Copy out every record below, word for word.

============

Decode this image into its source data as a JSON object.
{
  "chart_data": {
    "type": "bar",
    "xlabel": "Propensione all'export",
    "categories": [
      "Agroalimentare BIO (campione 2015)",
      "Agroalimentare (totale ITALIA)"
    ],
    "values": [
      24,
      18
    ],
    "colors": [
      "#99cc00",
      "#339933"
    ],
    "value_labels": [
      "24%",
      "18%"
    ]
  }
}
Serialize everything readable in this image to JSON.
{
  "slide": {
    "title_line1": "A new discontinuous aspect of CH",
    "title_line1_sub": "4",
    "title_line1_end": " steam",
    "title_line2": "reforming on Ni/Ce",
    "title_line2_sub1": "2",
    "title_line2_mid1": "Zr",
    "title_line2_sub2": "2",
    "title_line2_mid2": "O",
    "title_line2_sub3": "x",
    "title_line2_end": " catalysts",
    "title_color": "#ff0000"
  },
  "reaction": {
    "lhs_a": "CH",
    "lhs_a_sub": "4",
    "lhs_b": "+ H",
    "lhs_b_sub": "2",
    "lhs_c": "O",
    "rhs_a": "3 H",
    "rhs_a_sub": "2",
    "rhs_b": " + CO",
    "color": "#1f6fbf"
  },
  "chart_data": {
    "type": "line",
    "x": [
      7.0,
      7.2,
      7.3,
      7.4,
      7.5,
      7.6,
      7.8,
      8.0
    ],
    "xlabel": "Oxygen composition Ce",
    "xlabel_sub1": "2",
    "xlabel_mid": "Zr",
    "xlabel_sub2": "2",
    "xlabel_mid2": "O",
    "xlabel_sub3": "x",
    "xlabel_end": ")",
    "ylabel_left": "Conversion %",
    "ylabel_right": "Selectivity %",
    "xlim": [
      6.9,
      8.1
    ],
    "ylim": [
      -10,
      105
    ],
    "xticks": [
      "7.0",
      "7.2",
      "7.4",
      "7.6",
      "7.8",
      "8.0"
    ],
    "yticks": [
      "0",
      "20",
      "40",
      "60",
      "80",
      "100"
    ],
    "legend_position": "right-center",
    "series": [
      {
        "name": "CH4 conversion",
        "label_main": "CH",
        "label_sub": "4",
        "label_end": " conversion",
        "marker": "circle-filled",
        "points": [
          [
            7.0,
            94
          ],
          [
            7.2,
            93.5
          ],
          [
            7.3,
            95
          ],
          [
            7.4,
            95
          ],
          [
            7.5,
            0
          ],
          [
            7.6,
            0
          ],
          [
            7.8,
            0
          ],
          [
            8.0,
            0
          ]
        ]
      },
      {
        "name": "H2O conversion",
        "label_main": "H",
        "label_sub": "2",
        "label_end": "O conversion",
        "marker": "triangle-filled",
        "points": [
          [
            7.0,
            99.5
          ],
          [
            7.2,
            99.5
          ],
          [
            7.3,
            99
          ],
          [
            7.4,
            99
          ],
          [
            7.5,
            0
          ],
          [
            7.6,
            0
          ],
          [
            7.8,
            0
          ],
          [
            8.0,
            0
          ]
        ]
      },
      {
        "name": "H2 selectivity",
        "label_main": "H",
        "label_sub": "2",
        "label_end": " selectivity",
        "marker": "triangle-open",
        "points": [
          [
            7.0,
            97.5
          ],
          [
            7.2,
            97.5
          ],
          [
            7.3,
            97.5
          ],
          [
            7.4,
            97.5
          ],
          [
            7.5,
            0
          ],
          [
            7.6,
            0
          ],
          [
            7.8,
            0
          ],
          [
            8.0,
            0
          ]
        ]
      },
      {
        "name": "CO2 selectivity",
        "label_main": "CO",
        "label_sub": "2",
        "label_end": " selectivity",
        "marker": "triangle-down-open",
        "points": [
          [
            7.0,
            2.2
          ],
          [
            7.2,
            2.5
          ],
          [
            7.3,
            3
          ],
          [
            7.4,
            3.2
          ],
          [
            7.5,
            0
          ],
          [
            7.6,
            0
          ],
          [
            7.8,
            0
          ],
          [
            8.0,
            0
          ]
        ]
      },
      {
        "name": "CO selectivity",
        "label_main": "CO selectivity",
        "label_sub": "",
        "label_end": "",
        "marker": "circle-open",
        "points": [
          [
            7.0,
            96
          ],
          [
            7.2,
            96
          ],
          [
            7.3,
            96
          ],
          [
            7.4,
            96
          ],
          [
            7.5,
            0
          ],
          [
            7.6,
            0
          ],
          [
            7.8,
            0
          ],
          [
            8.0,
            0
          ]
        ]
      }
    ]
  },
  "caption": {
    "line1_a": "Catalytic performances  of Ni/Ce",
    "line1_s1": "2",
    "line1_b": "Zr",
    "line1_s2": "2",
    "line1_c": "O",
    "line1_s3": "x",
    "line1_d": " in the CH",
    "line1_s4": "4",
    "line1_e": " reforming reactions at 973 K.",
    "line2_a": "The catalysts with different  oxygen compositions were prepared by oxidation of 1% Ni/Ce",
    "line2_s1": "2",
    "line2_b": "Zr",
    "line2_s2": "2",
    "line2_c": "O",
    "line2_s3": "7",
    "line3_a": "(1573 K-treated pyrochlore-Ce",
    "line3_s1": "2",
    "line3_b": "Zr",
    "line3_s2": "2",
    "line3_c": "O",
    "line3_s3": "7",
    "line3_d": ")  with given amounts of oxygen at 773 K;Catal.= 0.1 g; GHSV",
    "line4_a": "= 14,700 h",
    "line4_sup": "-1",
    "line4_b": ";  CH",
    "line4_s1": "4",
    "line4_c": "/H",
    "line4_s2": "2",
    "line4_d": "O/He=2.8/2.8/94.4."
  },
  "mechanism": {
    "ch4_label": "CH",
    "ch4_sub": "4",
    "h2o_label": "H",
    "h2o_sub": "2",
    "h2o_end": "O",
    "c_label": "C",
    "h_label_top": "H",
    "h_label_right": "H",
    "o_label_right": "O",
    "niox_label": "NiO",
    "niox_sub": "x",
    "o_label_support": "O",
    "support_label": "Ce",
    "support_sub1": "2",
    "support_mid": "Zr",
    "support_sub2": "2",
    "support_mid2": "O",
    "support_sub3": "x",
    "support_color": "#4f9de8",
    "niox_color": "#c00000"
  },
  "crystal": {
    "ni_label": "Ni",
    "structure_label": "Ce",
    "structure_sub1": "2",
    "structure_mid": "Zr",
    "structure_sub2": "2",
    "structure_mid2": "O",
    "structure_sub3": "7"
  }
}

============

- ANSWER BELOW
Decode this image into its source data as a JSON object.
{
  "chart_data": {
    "type": "bar",
    "xlabel": "Propensione all'export",
    "categories": [
      "Agroalimentare BIO (campione 2015)",
      "Agroalimentare (totale ITALIA)"
    ],
    "values": [
      24,
      18
    ],
    "colors": [
      "#99cc00",
      "#339933"
    ],
    "value_labels": [
      "24%",
      "18%"
    ]
  }
}
Serialize everything readable in this image to JSON.
{
  "slide": {
    "title_line1": "A new discontinuous aspect of CH",
    "title_line1_sub": "4",
    "title_line1_end": " steam",
    "title_line2": "reforming on Ni/Ce",
    "title_line2_sub1": "2",
    "title_line2_mid1": "Zr",
    "title_line2_sub2": "2",
    "title_line2_mid2": "O",
    "title_line2_sub3": "x",
    "title_line2_end": " catalysts",
    "title_color": "#ff0000"
  },
  "reaction": {
    "lhs_a": "CH",
    "lhs_a_sub": "4",
    "lhs_b": "+ H",
    "lhs_b_sub": "2",
    "lhs_c": "O",
    "rhs_a": "3 H",
    "rhs_a_sub": "2",
    "rhs_b": " + CO",
    "color": "#1f6fbf"
  },
  "chart_data": {
    "type": "line",
    "x": [
      7.0,
      7.2,
      7.3,
      7.4,
      7.5,
      7.6,
      7.8,
      8.0
    ],
    "xlabel": "Oxygen composition Ce",
    "xlabel_sub1": "2",
    "xlabel_mid": "Zr",
    "xlabel_sub2": "2",
    "xlabel_mid2": "O",
    "xlabel_sub3": "x",
    "xlabel_end": ")",
    "ylabel_left": "Conversion %",
    "ylabel_right": "Selectivity %",
    "xlim": [
      6.9,
      8.1
    ],
    "ylim": [
      -10,
      105
    ],
    "xticks": [
      "7.0",
      "7.2",
      "7.4",
      "7.6",
      "7.8",
      "8.0"
    ],
    "yticks": [
      "0",
      "20",
      "40",
      "60",
      "80",
      "100"
    ],
    "legend_position": "right-center",
    "series": [
      {
        "name": "CH4 conversion",
        "label_main": "CH",
        "label_sub": "4",
        "label_end": " conversion",
        "marker": "circle-filled",
        "points": [
          [
            7.0,
            94
          ],
          [
            7.2,
            93.5
          ],
          [
            7.3,
            95
          ],
          [
            7.4,
            95
          ],
          [
            7.5,
            0
          ],
          [
            7.6,
            0
          ],
          [
            7.8,
            0
          ],
          [
            8.0,
            0
          ]
        ]
      },
      {
        "name": "H2O conversion",
        "label_main": "H",
        "label_sub": "2",
        "label_end": "O conversion",
        "marker": "triangle-filled",
        "points": [
          [
            7.0,
            99.5
          ],
          [
            7.2,
            99.5
          ],
          [
            7.3,
            99
          ],
          [
            7.4,
            99
          ],
          [
            7.5,
            0
          ],
          [
            7.6,
            0
          ],
          [
            7.8,
            0
          ],
          [
            8.0,
            0
          ]
        ]
      },
      {
        "name": "H2 selectivity",
        "label_main": "H",
        "label_sub": "2",
        "label_end": " selectivity",
        "marker": "triangle-open",
        "points": [
          [
            7.0,
            97.5
          ],
          [
            7.2,
            97.5
          ],
          [
            7.3,
            97.5
          ],
          [
            7.4,
            97.5
          ],
          [
            7.5,
            0
          ],
          [
            7.6,
            0
          ],
          [
            7.8,
            0
          ],
          [
            8.0,
            0
          ]
        ]
      },
      {
        "name": "CO2 selectivity",
        "label_main": "CO",
        "label_sub": "2",
        "label_end": " selectivity",
        "marker": "triangle-down-open",
        "points": [
          [
            7.0,
            2.2
          ],
          [
            7.2,
            2.5
          ],
          [
            7.3,
            3
          ],
          [
            7.4,
            3.2
          ],
          [
            7.5,
            0
          ],
          [
            7.6,
            0
          ],
          [
            7.8,
            0
          ],
          [
            8.0,
            0
          ]
        ]
      },
      {
        "name": "CO selectivity",
        "label_main": "CO selectivity",
        "label_sub": "",
        "label_end": "",
        "marker": "circle-open",
        "points": [
          [
            7.0,
            96
          ],
          [
            7.2,
            96
          ],
          [
            7.3,
            96
          ],
          [
            7.4,
            96
          ],
          [
            7.5,
            0
          ],
          [
            7.6,
            0
          ],
          [
            7.8,
            0
          ],
          [
            8.0,
            0
          ]
        ]
      }
    ]
  },
  "caption": {
    "line1_a": "Catalytic performances  of Ni/Ce",
    "line1_s1": "2",
    "line1_b": "Zr",
    "line1_s2": "2",
    "line1_c": "O",
    "line1_s3": "x",
    "line1_d": " in the CH",
    "line1_s4": "4",
    "line1_e": " reforming reactions at 973 K.",
    "line2_a": "The catalysts with different  oxygen compositions were prepared by oxidation of 1% Ni/Ce",
    "line2_s1": "2",
    "line2_b": "Zr",
    "line2_s2": "2",
    "line2_c": "O",
    "line2_s3": "7",
    "line3_a": "(1573 K-treated pyrochlore-Ce",
    "line3_s1": "2",
    "line3_b": "Zr",
    "line3_s2": "2",
    "line3_c": "O",
    "line3_s3": "7",
    "line3_d": ")  with given amounts of oxygen at 773 K;Catal.= 0.1 g; GHSV",
    "line4_a": "= 14,700 h",
    "line4_sup": "-1",
    "line4_b": ";  CH",
    "line4_s1": "4",
    "line4_c": "/H",
    "line4_s2": "2",
    "line4_d": "O/He=2.8/2.8/94.4."
  },
  "mechanism": {
    "ch4_label": "CH",
    "ch4_sub": "4",
    "h2o_label": "H",
    "h2o_sub": "2",
    "h2o_end": "O",
    "c_label": "C",
    "h_label_top": "H",
    "h_label_right": "H",
    "o_label_right": "O",
    "niox_label": "NiO",
    "niox_sub": "x",
    "o_label_support": "O",
    "support_label": "Ce",
    "support_sub1": "2",
    "support_mid": "Zr",
    "support_sub2": "2",
    "support_mid2": "O",
    "support_sub3": "x",
    "support_color": "#4f9de8",
    "niox_color": "#c00000"
  },
  "crystal": {
    "ni_label": "Ni",
    "structure_label": "Ce",
    "structure_sub1": "2",
    "structure_mid": "Zr",
    "structure_sub2": "2",
    "structure_mid2": "O",
    "structure_sub3": "7"
  }
}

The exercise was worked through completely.